BEGIN Extracted records
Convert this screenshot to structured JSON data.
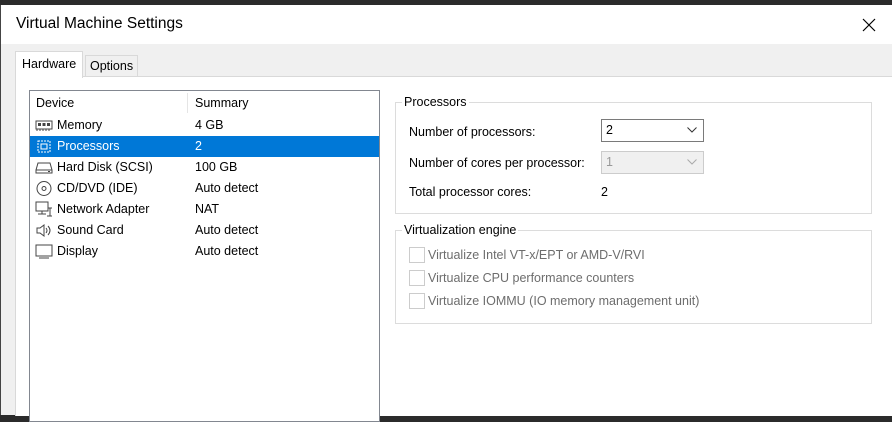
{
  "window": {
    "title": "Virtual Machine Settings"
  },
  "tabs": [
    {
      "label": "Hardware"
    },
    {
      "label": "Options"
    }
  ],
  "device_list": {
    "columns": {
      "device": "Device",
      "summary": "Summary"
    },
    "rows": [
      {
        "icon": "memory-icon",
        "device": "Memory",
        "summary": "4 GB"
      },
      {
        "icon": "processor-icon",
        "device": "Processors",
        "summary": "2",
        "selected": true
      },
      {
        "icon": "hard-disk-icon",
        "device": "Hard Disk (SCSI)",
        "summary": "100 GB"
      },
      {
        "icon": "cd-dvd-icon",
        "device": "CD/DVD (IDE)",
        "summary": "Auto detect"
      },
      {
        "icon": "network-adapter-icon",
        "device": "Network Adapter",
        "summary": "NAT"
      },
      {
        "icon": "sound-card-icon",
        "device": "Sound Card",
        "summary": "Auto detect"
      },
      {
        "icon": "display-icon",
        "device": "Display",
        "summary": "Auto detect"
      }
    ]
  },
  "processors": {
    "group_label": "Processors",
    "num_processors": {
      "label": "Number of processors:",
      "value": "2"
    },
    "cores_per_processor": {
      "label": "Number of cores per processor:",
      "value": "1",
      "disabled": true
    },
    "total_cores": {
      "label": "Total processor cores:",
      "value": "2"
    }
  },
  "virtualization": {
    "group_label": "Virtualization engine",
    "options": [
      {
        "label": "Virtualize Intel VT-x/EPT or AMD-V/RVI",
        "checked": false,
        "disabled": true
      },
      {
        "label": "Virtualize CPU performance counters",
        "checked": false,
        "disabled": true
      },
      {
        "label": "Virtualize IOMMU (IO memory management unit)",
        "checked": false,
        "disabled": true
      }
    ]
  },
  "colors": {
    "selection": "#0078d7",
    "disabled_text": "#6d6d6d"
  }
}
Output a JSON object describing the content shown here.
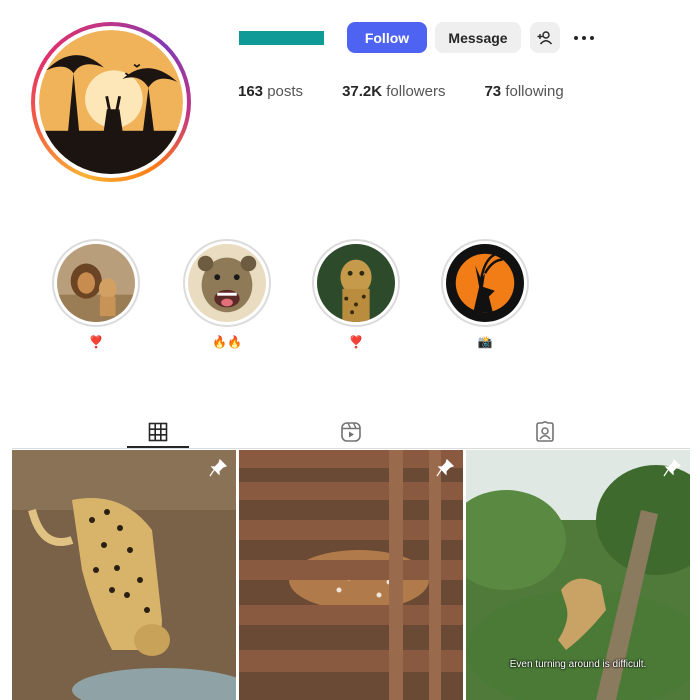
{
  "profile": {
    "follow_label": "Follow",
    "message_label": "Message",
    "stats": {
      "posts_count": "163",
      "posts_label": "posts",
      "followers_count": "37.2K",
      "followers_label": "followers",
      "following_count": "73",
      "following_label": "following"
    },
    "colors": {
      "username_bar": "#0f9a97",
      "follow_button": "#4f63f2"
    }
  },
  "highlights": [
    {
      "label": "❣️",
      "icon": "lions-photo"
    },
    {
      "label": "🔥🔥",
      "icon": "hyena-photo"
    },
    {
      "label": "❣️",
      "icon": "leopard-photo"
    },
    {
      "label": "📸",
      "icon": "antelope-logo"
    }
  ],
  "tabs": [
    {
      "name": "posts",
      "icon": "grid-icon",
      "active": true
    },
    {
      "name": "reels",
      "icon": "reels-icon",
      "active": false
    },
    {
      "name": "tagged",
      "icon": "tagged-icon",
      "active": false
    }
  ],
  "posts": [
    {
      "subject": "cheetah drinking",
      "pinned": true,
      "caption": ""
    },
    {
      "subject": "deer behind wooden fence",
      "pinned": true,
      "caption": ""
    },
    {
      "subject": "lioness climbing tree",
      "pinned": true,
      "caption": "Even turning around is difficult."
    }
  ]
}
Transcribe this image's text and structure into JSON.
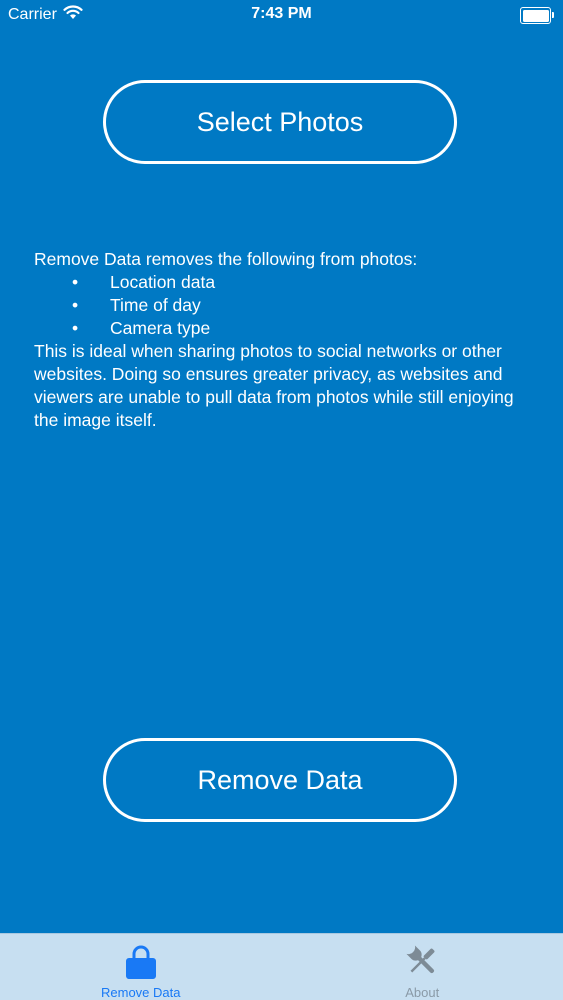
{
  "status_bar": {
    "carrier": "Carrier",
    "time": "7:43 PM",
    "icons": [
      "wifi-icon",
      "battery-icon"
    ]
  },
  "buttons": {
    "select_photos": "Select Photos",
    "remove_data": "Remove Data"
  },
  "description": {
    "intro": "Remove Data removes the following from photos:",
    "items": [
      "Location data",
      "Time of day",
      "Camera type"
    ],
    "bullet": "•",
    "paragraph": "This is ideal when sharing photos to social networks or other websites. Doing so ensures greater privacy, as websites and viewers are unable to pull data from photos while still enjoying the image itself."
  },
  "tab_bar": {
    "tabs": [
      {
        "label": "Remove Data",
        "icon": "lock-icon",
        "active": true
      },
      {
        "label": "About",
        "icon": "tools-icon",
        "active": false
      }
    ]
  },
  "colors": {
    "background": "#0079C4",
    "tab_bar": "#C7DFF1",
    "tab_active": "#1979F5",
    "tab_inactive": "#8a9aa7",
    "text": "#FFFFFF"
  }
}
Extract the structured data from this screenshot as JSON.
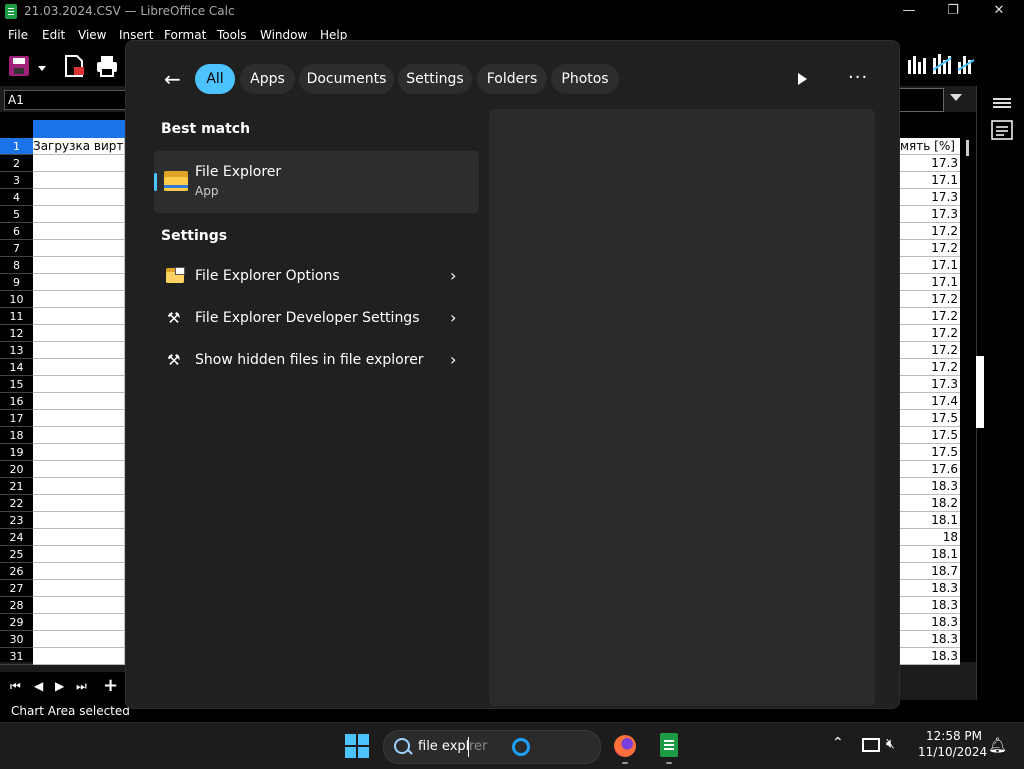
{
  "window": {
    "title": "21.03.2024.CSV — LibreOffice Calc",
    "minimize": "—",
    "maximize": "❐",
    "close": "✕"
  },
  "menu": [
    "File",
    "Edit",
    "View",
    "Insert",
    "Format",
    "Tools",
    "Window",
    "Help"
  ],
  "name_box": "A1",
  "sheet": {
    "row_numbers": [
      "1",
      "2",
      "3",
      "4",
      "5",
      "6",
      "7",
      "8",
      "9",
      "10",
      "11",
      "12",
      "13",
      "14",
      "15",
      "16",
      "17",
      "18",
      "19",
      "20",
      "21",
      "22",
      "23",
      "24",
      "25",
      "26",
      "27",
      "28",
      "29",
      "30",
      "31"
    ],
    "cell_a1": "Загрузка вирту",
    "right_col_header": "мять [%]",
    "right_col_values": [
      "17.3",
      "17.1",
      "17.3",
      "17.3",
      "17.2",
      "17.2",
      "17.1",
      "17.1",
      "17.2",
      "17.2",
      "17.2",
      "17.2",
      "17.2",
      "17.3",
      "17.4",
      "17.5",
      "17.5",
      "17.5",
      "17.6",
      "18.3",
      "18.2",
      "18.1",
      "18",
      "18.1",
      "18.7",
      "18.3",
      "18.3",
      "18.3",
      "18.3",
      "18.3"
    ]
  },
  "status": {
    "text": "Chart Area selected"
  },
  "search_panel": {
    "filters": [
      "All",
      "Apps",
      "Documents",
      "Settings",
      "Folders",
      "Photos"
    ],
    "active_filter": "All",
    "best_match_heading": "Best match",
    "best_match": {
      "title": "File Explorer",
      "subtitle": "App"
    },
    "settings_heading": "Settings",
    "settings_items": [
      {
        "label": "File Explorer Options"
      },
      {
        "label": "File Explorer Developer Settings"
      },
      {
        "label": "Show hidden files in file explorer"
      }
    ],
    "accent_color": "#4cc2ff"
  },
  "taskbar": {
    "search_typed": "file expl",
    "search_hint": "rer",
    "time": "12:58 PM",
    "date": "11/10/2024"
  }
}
END Extracted records
# Requirements
From the data above, write out everything exactly except the pictures.

# Final result
Convert this screenshot to structured JSON data.
{
  "window": {
    "title": "Virtual Machine Settings"
  },
  "tabs": [
    {
      "label": "Hardware"
    },
    {
      "label": "Options"
    }
  ],
  "device_list": {
    "columns": {
      "device": "Device",
      "summary": "Summary"
    },
    "rows": [
      {
        "icon": "memory-icon",
        "device": "Memory",
        "summary": "4 GB"
      },
      {
        "icon": "processor-icon",
        "device": "Processors",
        "summary": "2",
        "selected": true
      },
      {
        "icon": "hard-disk-icon",
        "device": "Hard Disk (SCSI)",
        "summary": "100 GB"
      },
      {
        "icon": "cd-dvd-icon",
        "device": "CD/DVD (IDE)",
        "summary": "Auto detect"
      },
      {
        "icon": "network-adapter-icon",
        "device": "Network Adapter",
        "summary": "NAT"
      },
      {
        "icon": "sound-card-icon",
        "device": "Sound Card",
        "summary": "Auto detect"
      },
      {
        "icon": "display-icon",
        "device": "Display",
        "summary": "Auto detect"
      }
    ]
  },
  "processors": {
    "group_label": "Processors",
    "num_processors": {
      "label": "Number of processors:",
      "value": "2"
    },
    "cores_per_processor": {
      "label": "Number of cores per processor:",
      "value": "1",
      "disabled": true
    },
    "total_cores": {
      "label": "Total processor cores:",
      "value": "2"
    }
  },
  "virtualization": {
    "group_label": "Virtualization engine",
    "options": [
      {
        "label": "Virtualize Intel VT-x/EPT or AMD-V/RVI",
        "checked": false,
        "disabled": true
      },
      {
        "label": "Virtualize CPU performance counters",
        "checked": false,
        "disabled": true
      },
      {
        "label": "Virtualize IOMMU (IO memory management unit)",
        "checked": false,
        "disabled": true
      }
    ]
  },
  "colors": {
    "selection": "#0078d7",
    "disabled_text": "#6d6d6d"
  }
}
Output a JSON object describing the content shown here.
{
  "profile": {
    "follow_label": "Follow",
    "message_label": "Message",
    "stats": {
      "posts_count": "163",
      "posts_label": "posts",
      "followers_count": "37.2K",
      "followers_label": "followers",
      "following_count": "73",
      "following_label": "following"
    },
    "colors": {
      "username_bar": "#0f9a97",
      "follow_button": "#4f63f2"
    }
  },
  "highlights": [
    {
      "label": "❣️",
      "icon": "lions-photo"
    },
    {
      "label": "🔥🔥",
      "icon": "hyena-photo"
    },
    {
      "label": "❣️",
      "icon": "leopard-photo"
    },
    {
      "label": "📸",
      "icon": "antelope-logo"
    }
  ],
  "tabs": [
    {
      "name": "posts",
      "icon": "grid-icon",
      "active": true
    },
    {
      "name": "reels",
      "icon": "reels-icon",
      "active": false
    },
    {
      "name": "tagged",
      "icon": "tagged-icon",
      "active": false
    }
  ],
  "posts": [
    {
      "subject": "cheetah drinking",
      "pinned": true,
      "caption": ""
    },
    {
      "subject": "deer behind wooden fence",
      "pinned": true,
      "caption": ""
    },
    {
      "subject": "lioness climbing tree",
      "pinned": true,
      "caption": "Even turning around is difficult."
    }
  ]
}
Transcribe this image's text and structure into JSON.
{
  "status_bar": {
    "carrier": "Carrier",
    "time": "7:43 PM",
    "icons": [
      "wifi-icon",
      "battery-icon"
    ]
  },
  "buttons": {
    "select_photos": "Select Photos",
    "remove_data": "Remove Data"
  },
  "description": {
    "intro": "Remove Data removes the following from photos:",
    "items": [
      "Location data",
      "Time of day",
      "Camera type"
    ],
    "bullet": "•",
    "paragraph": "This is ideal when sharing photos to social networks or other websites. Doing so ensures greater privacy, as websites and viewers are unable to pull data from photos while still enjoying the image itself."
  },
  "tab_bar": {
    "tabs": [
      {
        "label": "Remove Data",
        "icon": "lock-icon",
        "active": true
      },
      {
        "label": "About",
        "icon": "tools-icon",
        "active": false
      }
    ]
  },
  "colors": {
    "background": "#0079C4",
    "tab_bar": "#C7DFF1",
    "tab_active": "#1979F5",
    "tab_inactive": "#8a9aa7",
    "text": "#FFFFFF"
  }
}
Extract the structured data from this screenshot as JSON.
{
  "window": {
    "title": "21.03.2024.CSV — LibreOffice Calc",
    "minimize": "—",
    "maximize": "❐",
    "close": "✕"
  },
  "menu": [
    "File",
    "Edit",
    "View",
    "Insert",
    "Format",
    "Tools",
    "Window",
    "Help"
  ],
  "name_box": "A1",
  "sheet": {
    "row_numbers": [
      "1",
      "2",
      "3",
      "4",
      "5",
      "6",
      "7",
      "8",
      "9",
      "10",
      "11",
      "12",
      "13",
      "14",
      "15",
      "16",
      "17",
      "18",
      "19",
      "20",
      "21",
      "22",
      "23",
      "24",
      "25",
      "26",
      "27",
      "28",
      "29",
      "30",
      "31"
    ],
    "cell_a1": "Загрузка вирту",
    "right_col_header": "мять [%]",
    "right_col_values": [
      "17.3",
      "17.1",
      "17.3",
      "17.3",
      "17.2",
      "17.2",
      "17.1",
      "17.1",
      "17.2",
      "17.2",
      "17.2",
      "17.2",
      "17.2",
      "17.3",
      "17.4",
      "17.5",
      "17.5",
      "17.5",
      "17.6",
      "18.3",
      "18.2",
      "18.1",
      "18",
      "18.1",
      "18.7",
      "18.3",
      "18.3",
      "18.3",
      "18.3",
      "18.3"
    ]
  },
  "status": {
    "text": "Chart Area selected"
  },
  "search_panel": {
    "filters": [
      "All",
      "Apps",
      "Documents",
      "Settings",
      "Folders",
      "Photos"
    ],
    "active_filter": "All",
    "best_match_heading": "Best match",
    "best_match": {
      "title": "File Explorer",
      "subtitle": "App"
    },
    "settings_heading": "Settings",
    "settings_items": [
      {
        "label": "File Explorer Options"
      },
      {
        "label": "File Explorer Developer Settings"
      },
      {
        "label": "Show hidden files in file explorer"
      }
    ],
    "accent_color": "#4cc2ff"
  },
  "taskbar": {
    "search_typed": "file expl",
    "search_hint": "rer",
    "time": "12:58 PM",
    "date": "11/10/2024"
  }
}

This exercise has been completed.